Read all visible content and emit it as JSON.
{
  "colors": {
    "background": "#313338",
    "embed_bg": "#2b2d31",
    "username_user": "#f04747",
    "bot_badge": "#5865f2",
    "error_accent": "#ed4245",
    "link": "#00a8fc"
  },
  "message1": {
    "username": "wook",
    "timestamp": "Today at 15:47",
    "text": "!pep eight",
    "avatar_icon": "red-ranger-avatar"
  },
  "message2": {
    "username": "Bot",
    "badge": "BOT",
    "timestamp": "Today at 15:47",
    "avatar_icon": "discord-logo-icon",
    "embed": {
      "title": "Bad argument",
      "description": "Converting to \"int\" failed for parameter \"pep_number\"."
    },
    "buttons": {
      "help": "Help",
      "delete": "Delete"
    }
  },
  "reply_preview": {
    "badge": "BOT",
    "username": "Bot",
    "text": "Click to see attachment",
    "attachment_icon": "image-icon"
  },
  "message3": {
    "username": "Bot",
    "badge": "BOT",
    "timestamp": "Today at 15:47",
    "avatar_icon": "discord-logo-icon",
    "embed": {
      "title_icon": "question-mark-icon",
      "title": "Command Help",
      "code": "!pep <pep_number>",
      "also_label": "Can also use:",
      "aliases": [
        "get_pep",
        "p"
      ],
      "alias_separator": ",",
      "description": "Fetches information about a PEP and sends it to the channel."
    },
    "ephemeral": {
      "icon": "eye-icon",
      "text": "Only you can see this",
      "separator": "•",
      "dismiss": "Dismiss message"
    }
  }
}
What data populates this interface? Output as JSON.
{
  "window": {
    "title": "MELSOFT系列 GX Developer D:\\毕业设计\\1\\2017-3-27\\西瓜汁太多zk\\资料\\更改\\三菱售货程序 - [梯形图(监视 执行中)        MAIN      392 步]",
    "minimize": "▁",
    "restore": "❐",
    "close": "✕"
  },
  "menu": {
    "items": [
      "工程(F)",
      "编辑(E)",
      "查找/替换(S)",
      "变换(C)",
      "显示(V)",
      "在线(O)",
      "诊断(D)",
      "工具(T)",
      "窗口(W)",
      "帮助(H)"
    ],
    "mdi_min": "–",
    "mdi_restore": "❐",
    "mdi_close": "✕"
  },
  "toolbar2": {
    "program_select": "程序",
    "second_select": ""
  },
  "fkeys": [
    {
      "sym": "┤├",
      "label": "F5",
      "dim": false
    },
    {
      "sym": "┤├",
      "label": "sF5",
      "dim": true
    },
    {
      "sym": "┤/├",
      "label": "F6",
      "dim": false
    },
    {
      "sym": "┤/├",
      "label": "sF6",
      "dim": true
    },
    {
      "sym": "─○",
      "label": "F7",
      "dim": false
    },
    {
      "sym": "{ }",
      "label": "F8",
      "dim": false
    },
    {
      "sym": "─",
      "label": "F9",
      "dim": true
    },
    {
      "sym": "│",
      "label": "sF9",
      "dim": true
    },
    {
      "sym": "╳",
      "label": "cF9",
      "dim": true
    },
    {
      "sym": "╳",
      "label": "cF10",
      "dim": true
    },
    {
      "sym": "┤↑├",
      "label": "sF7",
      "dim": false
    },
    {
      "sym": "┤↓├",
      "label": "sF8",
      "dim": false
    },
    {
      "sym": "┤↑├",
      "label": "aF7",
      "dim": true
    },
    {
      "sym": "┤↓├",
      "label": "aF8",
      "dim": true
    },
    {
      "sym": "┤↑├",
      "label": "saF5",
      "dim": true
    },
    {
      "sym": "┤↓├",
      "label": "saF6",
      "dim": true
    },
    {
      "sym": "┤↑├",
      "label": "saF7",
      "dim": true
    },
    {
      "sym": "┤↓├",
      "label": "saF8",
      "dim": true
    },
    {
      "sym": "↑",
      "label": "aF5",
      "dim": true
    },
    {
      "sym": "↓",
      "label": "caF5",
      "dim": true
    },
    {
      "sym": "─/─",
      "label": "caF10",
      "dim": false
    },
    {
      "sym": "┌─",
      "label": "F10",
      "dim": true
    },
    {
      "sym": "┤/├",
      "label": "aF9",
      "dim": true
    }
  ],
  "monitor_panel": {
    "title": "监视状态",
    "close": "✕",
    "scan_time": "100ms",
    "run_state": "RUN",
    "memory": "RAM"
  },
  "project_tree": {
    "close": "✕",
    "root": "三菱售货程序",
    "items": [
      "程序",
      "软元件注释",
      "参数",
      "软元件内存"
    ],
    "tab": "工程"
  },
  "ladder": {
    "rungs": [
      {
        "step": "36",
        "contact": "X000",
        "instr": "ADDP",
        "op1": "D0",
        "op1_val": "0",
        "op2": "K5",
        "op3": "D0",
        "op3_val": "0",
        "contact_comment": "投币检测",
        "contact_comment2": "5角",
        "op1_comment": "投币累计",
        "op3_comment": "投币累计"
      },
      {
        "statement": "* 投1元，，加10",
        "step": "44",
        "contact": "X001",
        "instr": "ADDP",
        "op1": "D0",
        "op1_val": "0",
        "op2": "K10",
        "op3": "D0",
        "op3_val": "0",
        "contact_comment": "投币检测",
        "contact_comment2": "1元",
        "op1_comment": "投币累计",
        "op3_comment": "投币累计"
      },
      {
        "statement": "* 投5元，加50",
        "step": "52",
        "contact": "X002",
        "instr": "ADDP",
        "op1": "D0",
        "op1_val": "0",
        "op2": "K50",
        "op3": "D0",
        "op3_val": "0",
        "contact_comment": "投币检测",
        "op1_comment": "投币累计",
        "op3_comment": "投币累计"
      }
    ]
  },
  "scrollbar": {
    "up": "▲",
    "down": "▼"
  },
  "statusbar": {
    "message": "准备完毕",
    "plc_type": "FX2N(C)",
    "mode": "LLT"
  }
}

######

§ **REQUIRED WORK**
Where a line above contains the string "description", copy that line.

§ **EXERCISE RESPONSE**
      "description": "Converting to \"int\" failed for parameter \"pep_number\"."
      "description": "Fetches information about a PEP and sends it to the channel."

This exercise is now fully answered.